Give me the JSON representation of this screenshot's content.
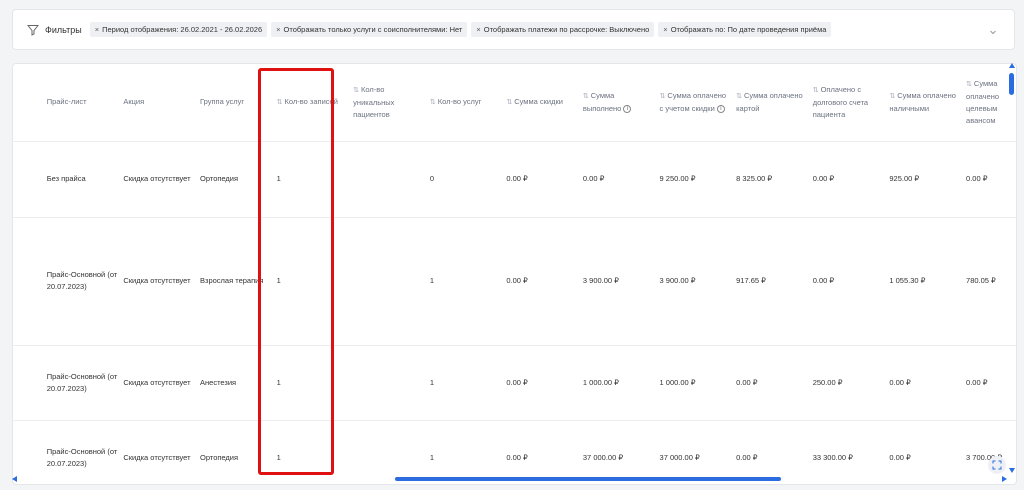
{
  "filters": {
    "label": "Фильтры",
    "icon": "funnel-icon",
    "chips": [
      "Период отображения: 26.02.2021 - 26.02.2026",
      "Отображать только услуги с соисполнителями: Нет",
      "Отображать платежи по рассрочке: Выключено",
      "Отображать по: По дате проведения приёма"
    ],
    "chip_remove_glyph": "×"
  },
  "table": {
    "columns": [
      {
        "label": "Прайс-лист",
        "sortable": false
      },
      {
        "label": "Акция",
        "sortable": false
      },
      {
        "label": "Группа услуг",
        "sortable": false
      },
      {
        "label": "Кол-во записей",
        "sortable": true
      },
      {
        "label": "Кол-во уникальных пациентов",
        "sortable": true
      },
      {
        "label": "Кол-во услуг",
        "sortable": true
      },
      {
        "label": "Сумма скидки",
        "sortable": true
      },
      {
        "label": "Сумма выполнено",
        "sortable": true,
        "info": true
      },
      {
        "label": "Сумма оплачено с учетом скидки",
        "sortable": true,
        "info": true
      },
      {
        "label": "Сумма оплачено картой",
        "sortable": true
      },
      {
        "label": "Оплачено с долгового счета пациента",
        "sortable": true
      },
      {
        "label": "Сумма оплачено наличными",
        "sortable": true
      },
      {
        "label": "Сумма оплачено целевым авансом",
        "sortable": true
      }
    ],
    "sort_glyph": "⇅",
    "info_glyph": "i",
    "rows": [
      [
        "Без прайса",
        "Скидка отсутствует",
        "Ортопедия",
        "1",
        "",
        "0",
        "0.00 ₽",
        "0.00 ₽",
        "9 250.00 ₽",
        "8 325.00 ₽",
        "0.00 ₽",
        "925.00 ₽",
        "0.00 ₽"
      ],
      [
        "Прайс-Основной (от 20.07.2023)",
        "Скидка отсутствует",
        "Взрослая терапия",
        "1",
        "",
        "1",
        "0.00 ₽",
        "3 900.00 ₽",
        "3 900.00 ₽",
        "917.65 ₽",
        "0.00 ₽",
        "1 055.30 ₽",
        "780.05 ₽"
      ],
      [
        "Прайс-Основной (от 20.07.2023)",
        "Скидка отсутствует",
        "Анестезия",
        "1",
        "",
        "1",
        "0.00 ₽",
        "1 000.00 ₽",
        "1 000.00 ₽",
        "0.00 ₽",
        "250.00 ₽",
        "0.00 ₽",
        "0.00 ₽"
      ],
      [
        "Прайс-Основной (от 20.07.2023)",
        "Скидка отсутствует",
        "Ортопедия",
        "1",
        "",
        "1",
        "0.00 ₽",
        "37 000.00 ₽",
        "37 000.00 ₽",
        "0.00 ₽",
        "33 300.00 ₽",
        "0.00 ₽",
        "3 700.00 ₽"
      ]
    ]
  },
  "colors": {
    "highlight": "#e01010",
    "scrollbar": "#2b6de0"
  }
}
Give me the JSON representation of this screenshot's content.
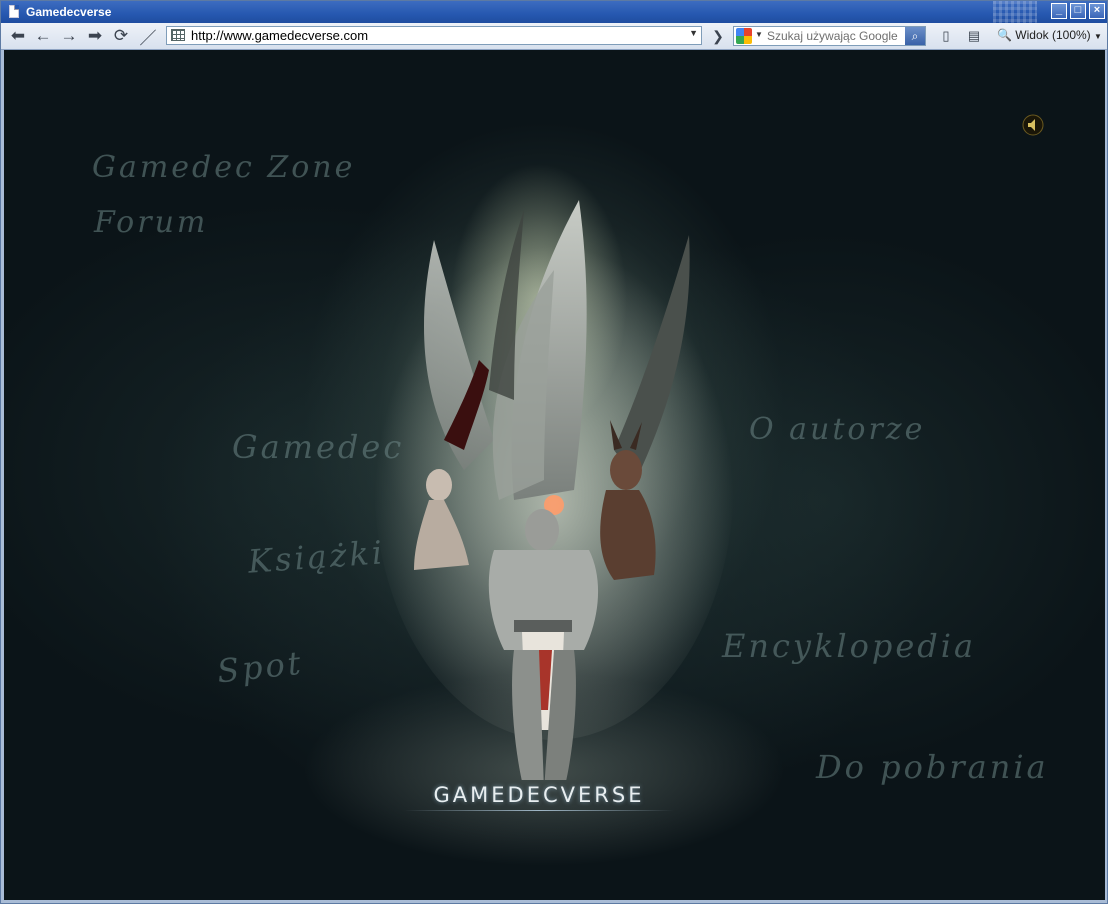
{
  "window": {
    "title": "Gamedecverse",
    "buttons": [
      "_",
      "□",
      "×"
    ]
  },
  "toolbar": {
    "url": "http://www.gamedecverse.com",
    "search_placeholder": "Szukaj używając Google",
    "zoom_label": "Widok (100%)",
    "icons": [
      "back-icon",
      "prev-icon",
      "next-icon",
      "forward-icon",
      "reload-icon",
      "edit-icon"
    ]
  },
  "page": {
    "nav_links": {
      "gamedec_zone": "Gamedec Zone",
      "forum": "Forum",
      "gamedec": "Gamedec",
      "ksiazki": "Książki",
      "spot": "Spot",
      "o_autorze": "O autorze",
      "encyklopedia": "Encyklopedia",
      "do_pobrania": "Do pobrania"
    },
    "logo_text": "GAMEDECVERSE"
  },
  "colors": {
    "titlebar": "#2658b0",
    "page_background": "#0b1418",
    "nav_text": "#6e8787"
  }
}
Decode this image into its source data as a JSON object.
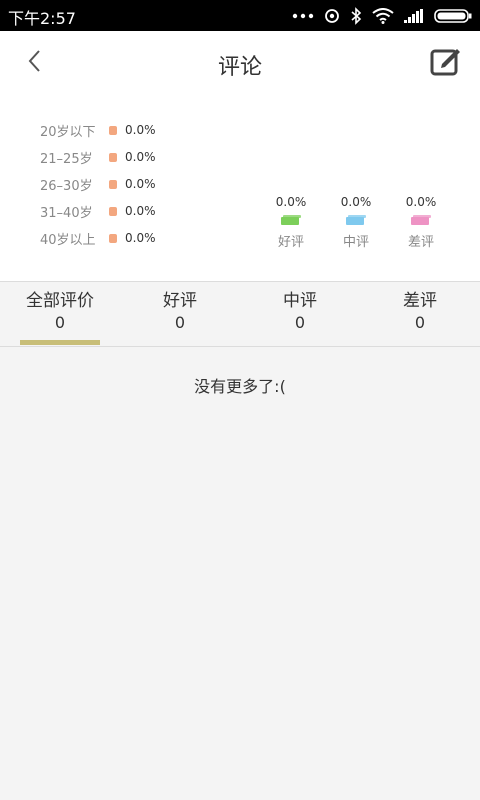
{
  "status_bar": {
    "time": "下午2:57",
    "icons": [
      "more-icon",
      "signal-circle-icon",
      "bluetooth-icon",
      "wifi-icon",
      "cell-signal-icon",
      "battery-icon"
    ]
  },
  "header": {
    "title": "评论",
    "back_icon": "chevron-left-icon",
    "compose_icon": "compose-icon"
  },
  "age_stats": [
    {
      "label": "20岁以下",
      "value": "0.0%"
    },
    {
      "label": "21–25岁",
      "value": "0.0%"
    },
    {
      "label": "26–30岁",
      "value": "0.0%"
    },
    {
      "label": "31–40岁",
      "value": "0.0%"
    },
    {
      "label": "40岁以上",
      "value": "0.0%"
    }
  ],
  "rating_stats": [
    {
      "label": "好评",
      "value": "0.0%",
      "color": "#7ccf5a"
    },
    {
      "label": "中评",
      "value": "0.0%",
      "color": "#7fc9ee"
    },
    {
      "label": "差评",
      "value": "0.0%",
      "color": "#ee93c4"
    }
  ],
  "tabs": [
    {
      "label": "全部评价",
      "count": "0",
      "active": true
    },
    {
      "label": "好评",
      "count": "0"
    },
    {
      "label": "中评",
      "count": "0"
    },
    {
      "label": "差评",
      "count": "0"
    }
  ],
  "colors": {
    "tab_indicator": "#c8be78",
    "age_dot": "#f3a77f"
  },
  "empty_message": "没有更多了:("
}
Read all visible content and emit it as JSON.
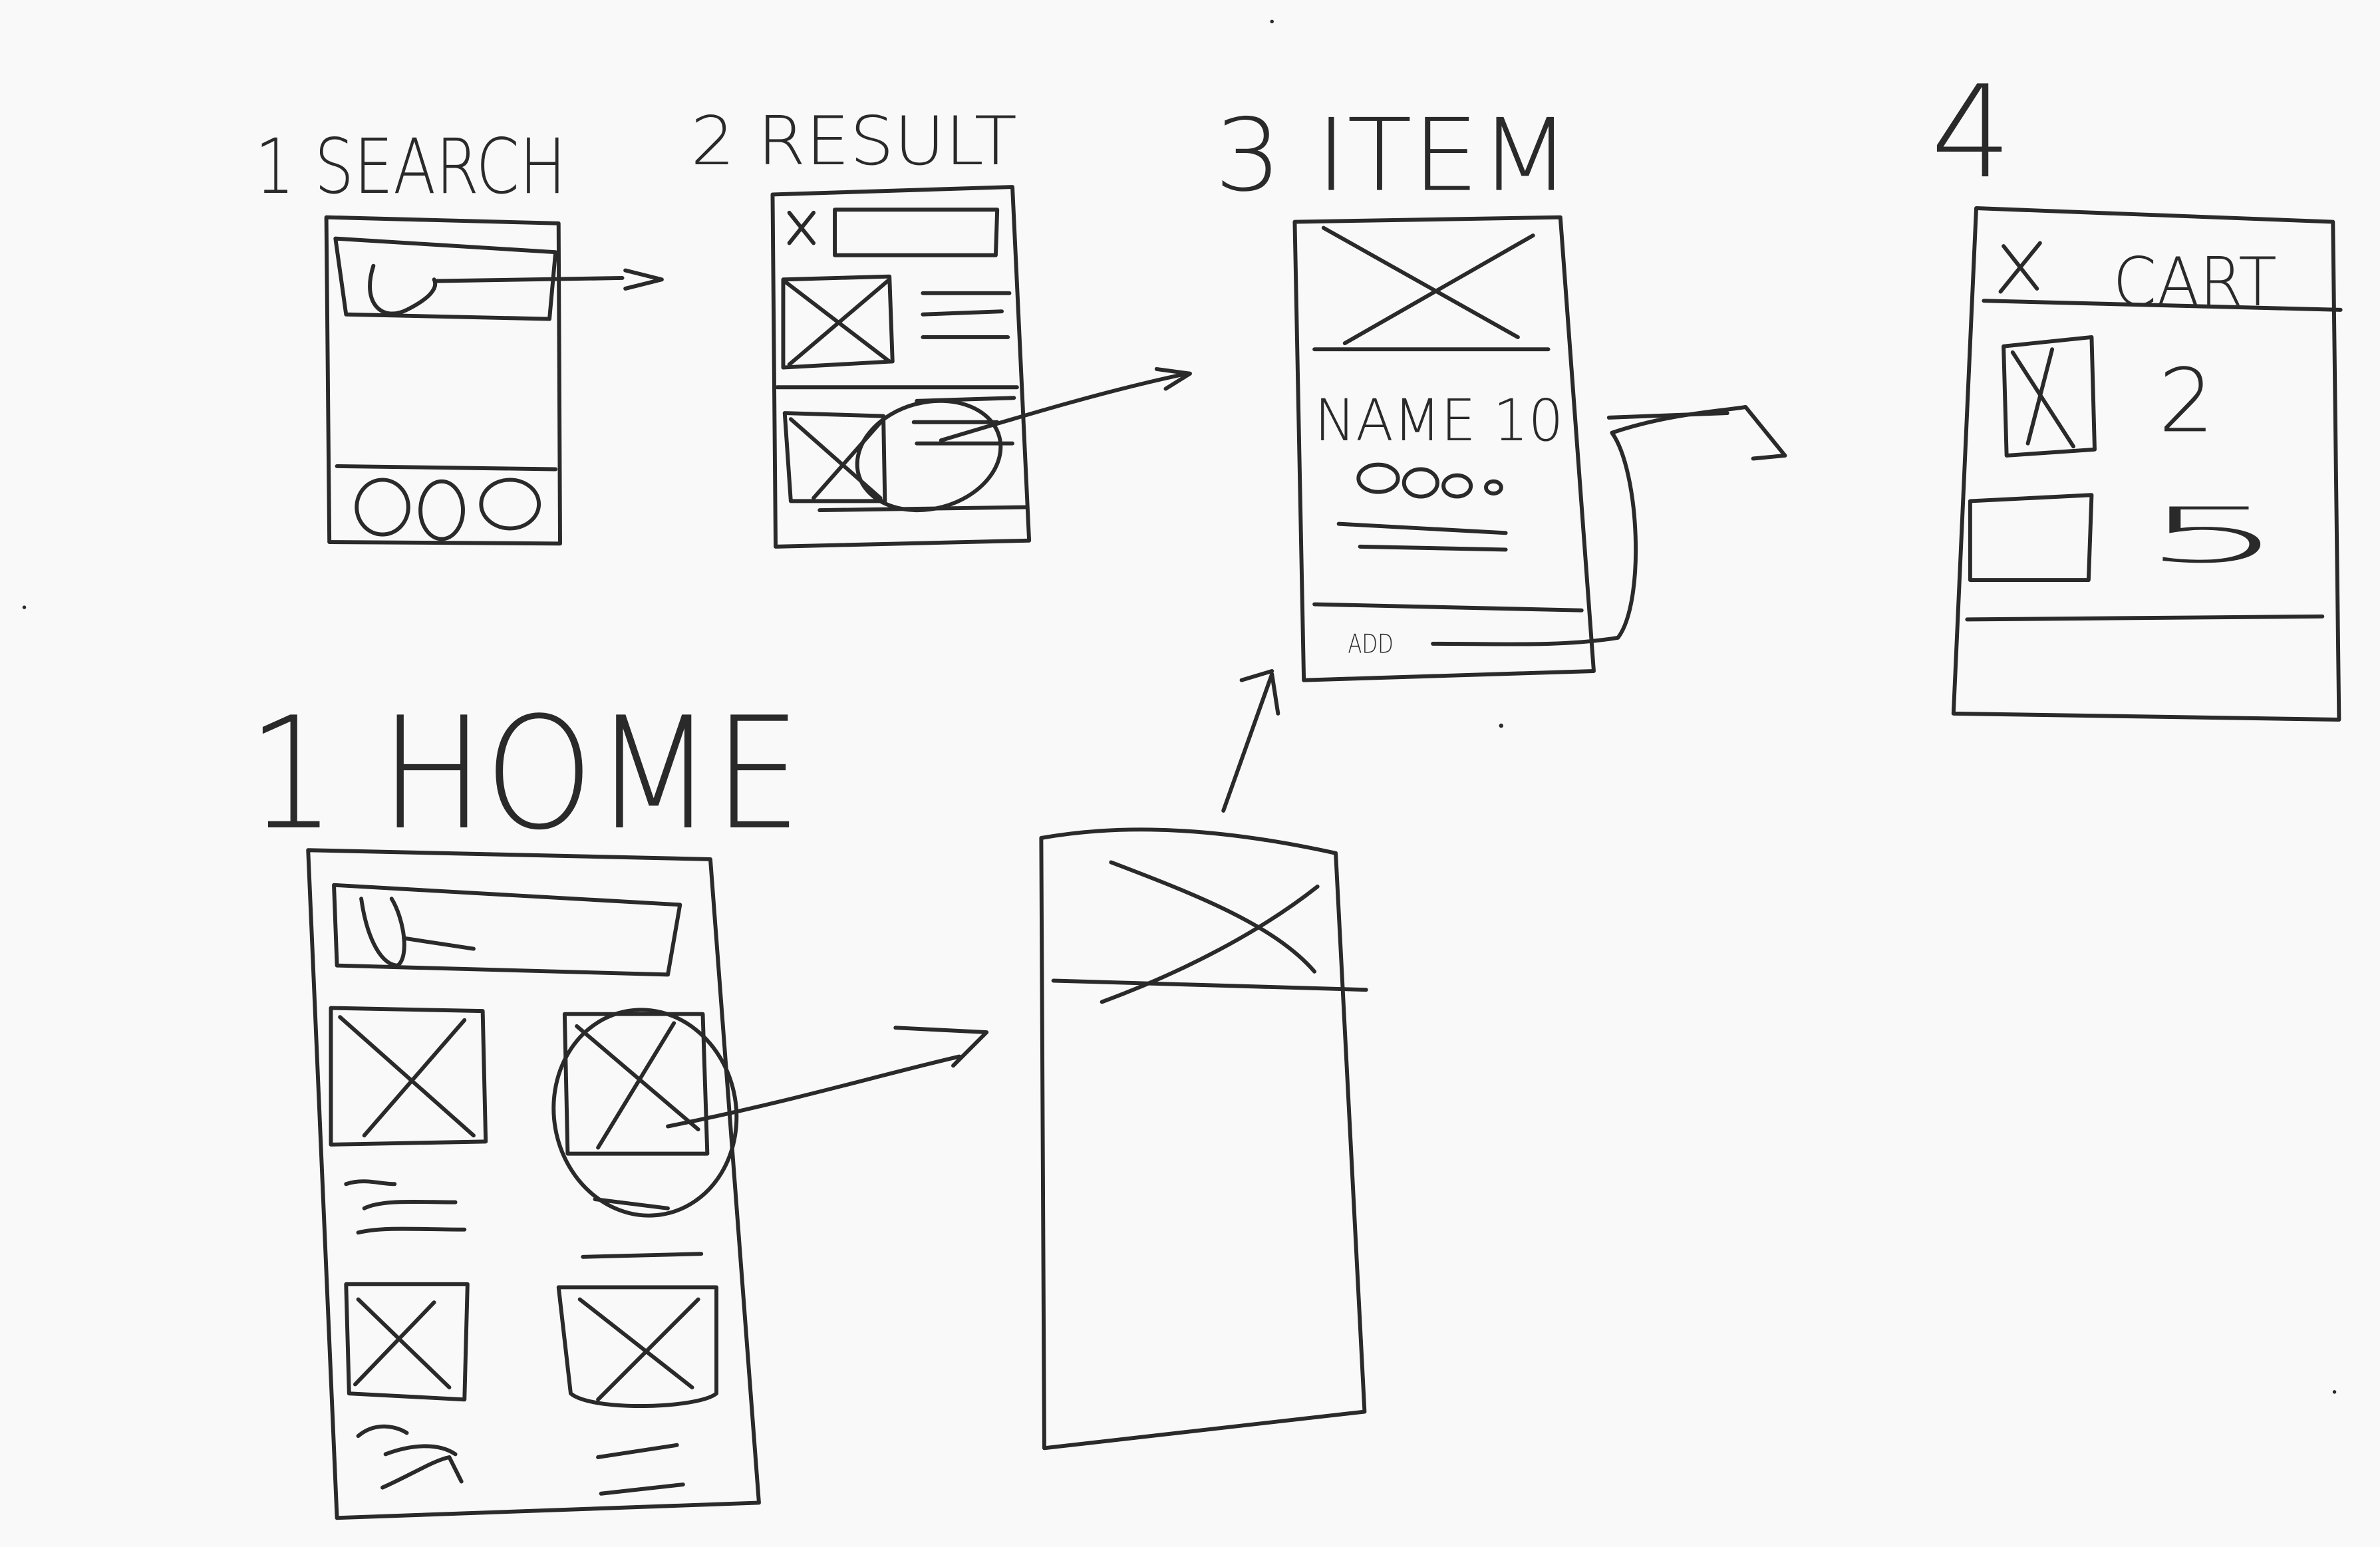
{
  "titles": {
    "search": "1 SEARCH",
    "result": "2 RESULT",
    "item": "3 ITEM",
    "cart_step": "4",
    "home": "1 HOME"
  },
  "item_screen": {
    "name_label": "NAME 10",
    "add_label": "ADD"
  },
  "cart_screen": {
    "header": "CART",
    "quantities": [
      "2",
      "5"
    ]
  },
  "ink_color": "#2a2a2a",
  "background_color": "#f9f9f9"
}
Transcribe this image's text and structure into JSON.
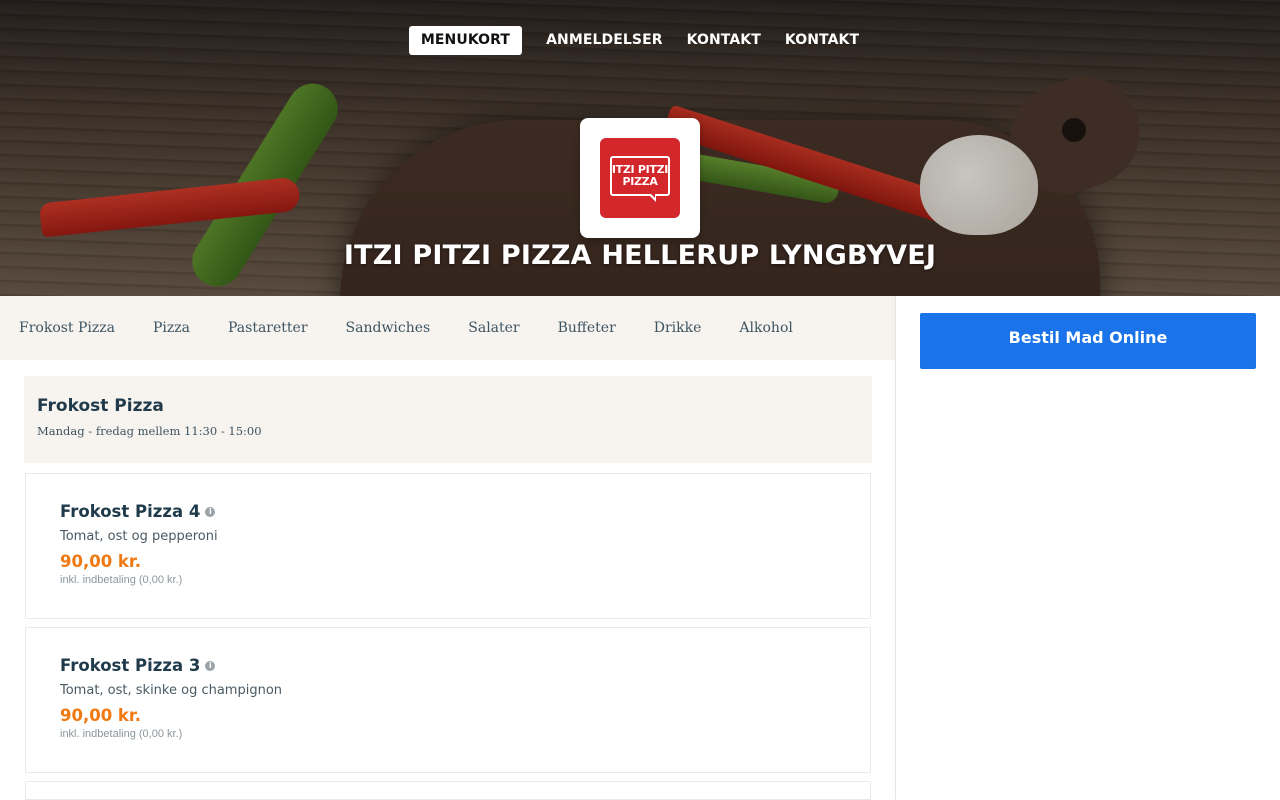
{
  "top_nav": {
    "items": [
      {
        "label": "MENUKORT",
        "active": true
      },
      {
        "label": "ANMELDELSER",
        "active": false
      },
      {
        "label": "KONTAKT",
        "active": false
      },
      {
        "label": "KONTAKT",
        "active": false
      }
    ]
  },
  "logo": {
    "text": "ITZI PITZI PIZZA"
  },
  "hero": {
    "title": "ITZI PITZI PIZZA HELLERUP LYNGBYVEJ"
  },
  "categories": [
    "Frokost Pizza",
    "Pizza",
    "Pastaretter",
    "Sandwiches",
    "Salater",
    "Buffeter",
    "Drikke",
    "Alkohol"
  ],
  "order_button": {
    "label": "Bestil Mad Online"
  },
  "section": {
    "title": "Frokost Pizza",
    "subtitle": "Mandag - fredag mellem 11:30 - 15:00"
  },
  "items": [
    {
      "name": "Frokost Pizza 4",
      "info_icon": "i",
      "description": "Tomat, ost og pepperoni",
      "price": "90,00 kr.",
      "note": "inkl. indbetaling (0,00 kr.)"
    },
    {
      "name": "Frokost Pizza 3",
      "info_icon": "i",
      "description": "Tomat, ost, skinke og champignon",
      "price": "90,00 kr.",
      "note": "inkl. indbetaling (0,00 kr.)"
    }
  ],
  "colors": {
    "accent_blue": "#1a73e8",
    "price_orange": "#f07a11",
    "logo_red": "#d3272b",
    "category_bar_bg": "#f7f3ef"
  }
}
------------
TASK PROMPT: Looking at the material above, count the lines containing the string "Frokost" and reply with the count alone.

RESULT OF THE EXERCISE: 4